## Goal of the exercise:
Restate the full listing word for word and leave the pictures out.

Records from a collection of figures:
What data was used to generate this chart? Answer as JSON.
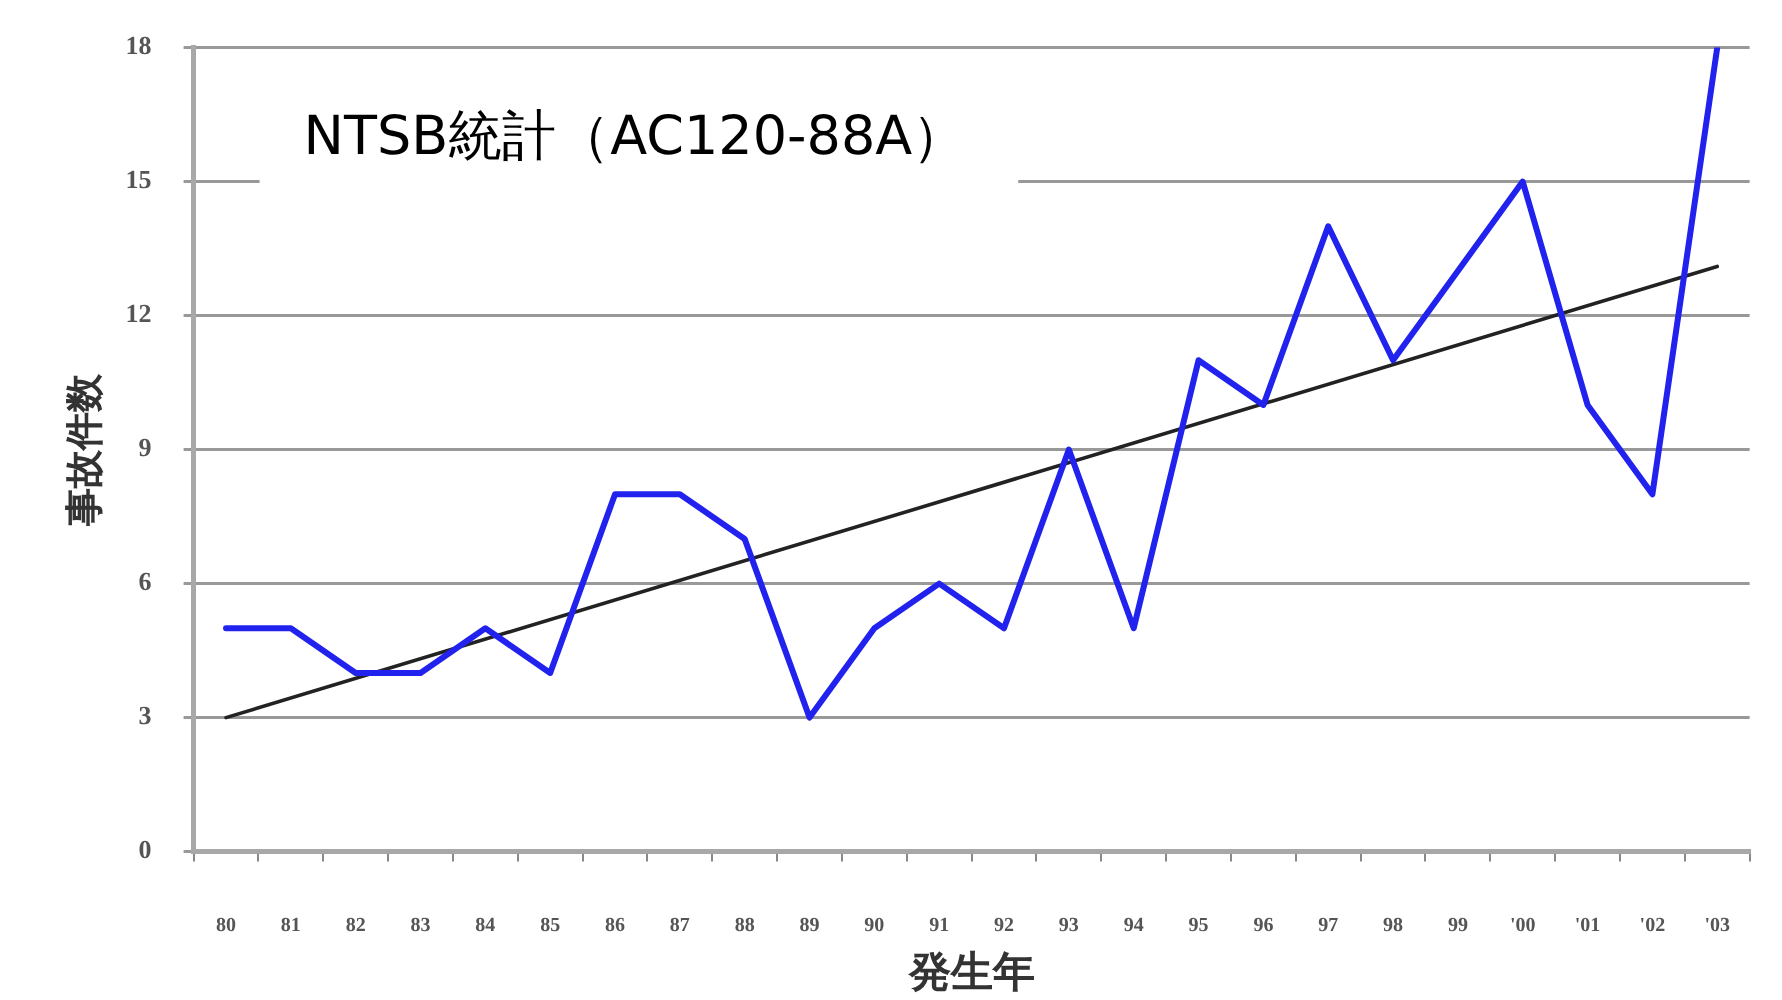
{
  "chart_data": {
    "type": "line",
    "ylabel": "事故件数",
    "xlabel": "発生年",
    "annotations": [
      "NTSB統計（AC120-88A）"
    ],
    "categories": [
      "80",
      "81",
      "82",
      "83",
      "84",
      "85",
      "86",
      "87",
      "88",
      "89",
      "90",
      "91",
      "92",
      "93",
      "94",
      "95",
      "96",
      "97",
      "98",
      "99",
      "'00",
      "'01",
      "'02",
      "'03"
    ],
    "series": [
      {
        "color": "#2222ee",
        "values": [
          5,
          5,
          4,
          4,
          5,
          4,
          8,
          8,
          7,
          3,
          5,
          6,
          5,
          9,
          5,
          11,
          10,
          14,
          11,
          13,
          15,
          10,
          8,
          18
        ]
      },
      {
        "type": "line",
        "color": "#222222",
        "x": [
          "80",
          "'03"
        ],
        "values": [
          3,
          13.1
        ]
      }
    ],
    "ylim": [
      0,
      18
    ],
    "yticks": [
      0,
      3,
      6,
      9,
      12,
      15,
      18
    ],
    "grid": "y",
    "marker": "none"
  }
}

## Answer for the task:
What data was used to generate this chart? Answer as JSON.
{
  "chart_data": {
    "type": "line",
    "ylabel": "事故件数",
    "xlabel": "発生年",
    "annotations": [
      "NTSB統計（AC120-88A）"
    ],
    "categories": [
      "80",
      "81",
      "82",
      "83",
      "84",
      "85",
      "86",
      "87",
      "88",
      "89",
      "90",
      "91",
      "92",
      "93",
      "94",
      "95",
      "96",
      "97",
      "98",
      "99",
      "'00",
      "'01",
      "'02",
      "'03"
    ],
    "series": [
      {
        "color": "#2222ee",
        "values": [
          5,
          5,
          4,
          4,
          5,
          4,
          8,
          8,
          7,
          3,
          5,
          6,
          5,
          9,
          5,
          11,
          10,
          14,
          11,
          13,
          15,
          10,
          8,
          18
        ]
      },
      {
        "type": "line",
        "color": "#222222",
        "x": [
          "80",
          "'03"
        ],
        "values": [
          3,
          13.1
        ]
      }
    ],
    "ylim": [
      0,
      18
    ],
    "yticks": [
      0,
      3,
      6,
      9,
      12,
      15,
      18
    ],
    "grid": "y",
    "marker": "none"
  }
}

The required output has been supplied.